++++ Data for processing ++++

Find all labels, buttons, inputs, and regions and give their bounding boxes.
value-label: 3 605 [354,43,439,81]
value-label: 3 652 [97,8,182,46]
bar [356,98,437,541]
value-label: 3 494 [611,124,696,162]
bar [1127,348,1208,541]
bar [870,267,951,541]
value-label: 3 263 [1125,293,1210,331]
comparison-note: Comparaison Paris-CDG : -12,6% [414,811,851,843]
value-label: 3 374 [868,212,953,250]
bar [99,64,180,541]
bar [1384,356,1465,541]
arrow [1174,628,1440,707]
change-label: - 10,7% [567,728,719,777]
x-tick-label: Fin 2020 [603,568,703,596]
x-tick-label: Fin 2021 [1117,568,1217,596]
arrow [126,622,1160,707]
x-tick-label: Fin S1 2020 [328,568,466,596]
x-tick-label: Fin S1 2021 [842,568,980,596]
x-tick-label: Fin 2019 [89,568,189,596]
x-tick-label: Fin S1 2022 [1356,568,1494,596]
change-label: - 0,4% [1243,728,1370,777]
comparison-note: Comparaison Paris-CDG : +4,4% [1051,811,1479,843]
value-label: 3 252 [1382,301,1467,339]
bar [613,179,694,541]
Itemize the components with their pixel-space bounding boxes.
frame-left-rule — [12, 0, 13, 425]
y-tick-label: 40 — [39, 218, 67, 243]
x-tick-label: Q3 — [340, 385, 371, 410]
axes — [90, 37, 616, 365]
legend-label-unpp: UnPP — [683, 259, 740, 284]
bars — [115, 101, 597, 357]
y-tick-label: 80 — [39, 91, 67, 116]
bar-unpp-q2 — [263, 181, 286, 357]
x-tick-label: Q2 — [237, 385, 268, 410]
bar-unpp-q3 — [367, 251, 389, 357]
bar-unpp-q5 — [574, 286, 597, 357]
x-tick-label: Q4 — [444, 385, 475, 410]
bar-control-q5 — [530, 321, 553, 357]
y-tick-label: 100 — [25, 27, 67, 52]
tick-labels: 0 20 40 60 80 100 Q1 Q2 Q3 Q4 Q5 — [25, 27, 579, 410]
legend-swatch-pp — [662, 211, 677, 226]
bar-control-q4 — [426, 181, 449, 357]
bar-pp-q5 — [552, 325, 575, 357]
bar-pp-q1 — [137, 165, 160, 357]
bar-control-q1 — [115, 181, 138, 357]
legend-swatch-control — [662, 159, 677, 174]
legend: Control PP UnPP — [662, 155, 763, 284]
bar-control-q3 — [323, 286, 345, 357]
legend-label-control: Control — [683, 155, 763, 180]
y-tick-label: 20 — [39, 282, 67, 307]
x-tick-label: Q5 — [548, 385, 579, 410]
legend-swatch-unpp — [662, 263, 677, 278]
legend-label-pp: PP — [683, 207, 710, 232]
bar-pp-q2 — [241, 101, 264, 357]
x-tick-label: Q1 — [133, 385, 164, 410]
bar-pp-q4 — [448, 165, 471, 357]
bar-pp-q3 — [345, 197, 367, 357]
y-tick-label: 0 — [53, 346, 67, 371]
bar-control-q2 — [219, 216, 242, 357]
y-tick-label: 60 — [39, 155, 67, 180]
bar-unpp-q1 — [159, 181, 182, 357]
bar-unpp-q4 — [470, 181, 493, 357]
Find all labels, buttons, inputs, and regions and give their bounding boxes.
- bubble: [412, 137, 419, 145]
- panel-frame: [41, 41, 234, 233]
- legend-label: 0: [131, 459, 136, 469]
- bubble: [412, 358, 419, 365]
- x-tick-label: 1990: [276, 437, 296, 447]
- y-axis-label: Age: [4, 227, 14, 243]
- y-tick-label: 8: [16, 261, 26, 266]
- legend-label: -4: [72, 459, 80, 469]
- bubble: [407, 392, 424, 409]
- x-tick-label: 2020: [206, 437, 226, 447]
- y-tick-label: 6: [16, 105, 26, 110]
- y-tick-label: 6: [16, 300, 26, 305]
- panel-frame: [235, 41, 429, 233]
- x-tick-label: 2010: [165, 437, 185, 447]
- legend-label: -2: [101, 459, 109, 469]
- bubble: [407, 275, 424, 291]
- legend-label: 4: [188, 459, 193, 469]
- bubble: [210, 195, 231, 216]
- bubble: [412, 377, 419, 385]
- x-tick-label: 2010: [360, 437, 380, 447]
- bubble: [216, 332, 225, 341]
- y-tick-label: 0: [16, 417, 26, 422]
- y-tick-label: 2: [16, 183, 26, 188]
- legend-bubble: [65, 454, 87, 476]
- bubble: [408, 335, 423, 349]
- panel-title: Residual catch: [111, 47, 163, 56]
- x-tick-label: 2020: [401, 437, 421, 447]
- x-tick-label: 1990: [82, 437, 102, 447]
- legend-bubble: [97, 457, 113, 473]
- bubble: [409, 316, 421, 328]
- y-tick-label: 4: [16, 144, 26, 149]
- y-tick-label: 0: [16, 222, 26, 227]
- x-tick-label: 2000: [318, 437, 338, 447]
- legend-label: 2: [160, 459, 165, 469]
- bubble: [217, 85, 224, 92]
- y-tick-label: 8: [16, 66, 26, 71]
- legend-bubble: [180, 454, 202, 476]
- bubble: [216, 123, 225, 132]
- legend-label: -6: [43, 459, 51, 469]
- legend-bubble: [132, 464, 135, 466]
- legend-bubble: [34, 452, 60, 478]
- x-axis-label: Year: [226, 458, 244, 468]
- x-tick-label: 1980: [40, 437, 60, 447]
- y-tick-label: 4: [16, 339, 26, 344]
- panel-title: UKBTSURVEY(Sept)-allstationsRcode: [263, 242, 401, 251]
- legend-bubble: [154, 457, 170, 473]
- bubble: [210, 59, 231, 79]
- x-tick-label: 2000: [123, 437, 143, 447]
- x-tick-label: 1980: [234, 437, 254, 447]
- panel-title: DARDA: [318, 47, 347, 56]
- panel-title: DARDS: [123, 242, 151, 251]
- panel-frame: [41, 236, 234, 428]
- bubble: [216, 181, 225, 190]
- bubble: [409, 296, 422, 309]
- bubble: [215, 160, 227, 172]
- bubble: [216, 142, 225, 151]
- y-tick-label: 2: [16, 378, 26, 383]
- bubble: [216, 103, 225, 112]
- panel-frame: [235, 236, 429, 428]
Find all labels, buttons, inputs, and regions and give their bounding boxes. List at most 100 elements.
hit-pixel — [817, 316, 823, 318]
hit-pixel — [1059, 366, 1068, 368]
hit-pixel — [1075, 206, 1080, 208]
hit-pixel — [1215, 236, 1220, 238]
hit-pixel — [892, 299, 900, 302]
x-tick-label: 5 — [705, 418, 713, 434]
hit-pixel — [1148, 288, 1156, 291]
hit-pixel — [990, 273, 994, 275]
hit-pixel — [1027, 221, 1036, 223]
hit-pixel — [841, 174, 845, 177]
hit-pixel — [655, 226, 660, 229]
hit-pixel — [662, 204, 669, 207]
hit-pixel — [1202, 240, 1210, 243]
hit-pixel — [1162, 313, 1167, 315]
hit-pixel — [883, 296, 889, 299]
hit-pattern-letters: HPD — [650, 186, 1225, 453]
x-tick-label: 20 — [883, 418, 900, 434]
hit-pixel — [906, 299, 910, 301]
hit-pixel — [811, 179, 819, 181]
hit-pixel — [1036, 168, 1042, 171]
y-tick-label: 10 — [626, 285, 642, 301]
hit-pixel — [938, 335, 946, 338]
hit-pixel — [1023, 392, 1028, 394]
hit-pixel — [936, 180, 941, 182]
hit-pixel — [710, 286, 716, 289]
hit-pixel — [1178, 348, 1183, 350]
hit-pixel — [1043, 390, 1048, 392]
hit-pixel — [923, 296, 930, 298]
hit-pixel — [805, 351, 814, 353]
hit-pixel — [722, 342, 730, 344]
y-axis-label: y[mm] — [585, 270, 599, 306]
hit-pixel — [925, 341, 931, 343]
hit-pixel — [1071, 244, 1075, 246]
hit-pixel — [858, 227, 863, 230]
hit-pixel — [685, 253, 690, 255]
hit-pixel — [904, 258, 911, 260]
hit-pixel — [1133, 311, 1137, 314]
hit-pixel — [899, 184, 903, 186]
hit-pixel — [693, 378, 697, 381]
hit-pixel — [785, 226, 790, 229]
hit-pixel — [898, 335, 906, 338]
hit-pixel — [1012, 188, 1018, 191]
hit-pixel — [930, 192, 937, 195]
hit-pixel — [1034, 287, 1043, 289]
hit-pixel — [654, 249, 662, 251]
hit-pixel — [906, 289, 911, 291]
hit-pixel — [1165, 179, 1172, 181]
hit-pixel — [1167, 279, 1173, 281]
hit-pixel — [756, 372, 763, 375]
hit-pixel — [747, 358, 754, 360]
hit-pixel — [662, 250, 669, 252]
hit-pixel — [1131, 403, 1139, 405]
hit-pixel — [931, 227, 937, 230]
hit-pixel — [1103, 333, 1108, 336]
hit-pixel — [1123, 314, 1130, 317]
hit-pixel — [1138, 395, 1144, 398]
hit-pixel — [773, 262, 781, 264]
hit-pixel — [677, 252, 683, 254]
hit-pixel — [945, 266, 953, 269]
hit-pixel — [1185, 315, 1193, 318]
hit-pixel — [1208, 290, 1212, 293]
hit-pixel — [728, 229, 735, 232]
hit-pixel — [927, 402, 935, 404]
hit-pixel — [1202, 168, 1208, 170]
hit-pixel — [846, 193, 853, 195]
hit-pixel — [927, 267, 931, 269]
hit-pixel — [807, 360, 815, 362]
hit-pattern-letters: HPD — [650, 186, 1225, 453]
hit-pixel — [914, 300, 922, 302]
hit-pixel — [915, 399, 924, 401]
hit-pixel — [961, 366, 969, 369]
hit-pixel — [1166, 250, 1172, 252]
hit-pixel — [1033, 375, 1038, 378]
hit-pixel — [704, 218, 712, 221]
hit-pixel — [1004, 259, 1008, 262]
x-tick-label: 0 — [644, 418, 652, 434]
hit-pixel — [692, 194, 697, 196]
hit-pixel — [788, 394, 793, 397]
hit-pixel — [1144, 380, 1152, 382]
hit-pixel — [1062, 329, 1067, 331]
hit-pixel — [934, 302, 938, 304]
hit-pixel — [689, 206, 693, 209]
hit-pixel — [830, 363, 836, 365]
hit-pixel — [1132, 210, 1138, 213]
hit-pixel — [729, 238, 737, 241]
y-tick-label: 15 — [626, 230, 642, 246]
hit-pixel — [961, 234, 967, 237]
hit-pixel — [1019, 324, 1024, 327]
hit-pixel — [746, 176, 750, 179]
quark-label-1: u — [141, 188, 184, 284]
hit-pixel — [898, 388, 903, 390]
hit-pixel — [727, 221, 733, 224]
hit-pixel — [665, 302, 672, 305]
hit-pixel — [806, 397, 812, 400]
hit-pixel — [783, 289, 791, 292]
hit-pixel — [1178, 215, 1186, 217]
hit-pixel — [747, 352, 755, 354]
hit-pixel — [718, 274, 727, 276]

++++

### Goal
Reproduce the rows verbatim, from the first one through the line containing "bar-unpp-q2 — [263, 181, 286, 357]", including both of these lines.

### Written response
Find all labels, buttons, inputs, and regions and give their bounding boxes.
value-label: 3 605 [354,43,439,81]
value-label: 3 652 [97,8,182,46]
bar [356,98,437,541]
value-label: 3 494 [611,124,696,162]
bar [1127,348,1208,541]
bar [870,267,951,541]
value-label: 3 263 [1125,293,1210,331]
comparison-note: Comparaison Paris-CDG : -12,6% [414,811,851,843]
value-label: 3 374 [868,212,953,250]
bar [99,64,180,541]
bar [1384,356,1465,541]
arrow [1174,628,1440,707]
change-label: - 10,7% [567,728,719,777]
x-tick-label: Fin 2020 [603,568,703,596]
x-tick-label: Fin 2021 [1117,568,1217,596]
arrow [126,622,1160,707]
x-tick-label: Fin S1 2020 [328,568,466,596]
x-tick-label: Fin S1 2021 [842,568,980,596]
x-tick-label: Fin 2019 [89,568,189,596]
x-tick-label: Fin S1 2022 [1356,568,1494,596]
change-label: - 0,4% [1243,728,1370,777]
comparison-note: Comparaison Paris-CDG : +4,4% [1051,811,1479,843]
value-label: 3 252 [1382,301,1467,339]
bar [613,179,694,541]
Itemize the components with their pixel-space bounding boxes.
frame-left-rule — [12, 0, 13, 425]
y-tick-label: 40 — [39, 218, 67, 243]
x-tick-label: Q3 — [340, 385, 371, 410]
axes — [90, 37, 616, 365]
legend-label-unpp: UnPP — [683, 259, 740, 284]
bars — [115, 101, 597, 357]
y-tick-label: 80 — [39, 91, 67, 116]
bar-unpp-q2 — [263, 181, 286, 357]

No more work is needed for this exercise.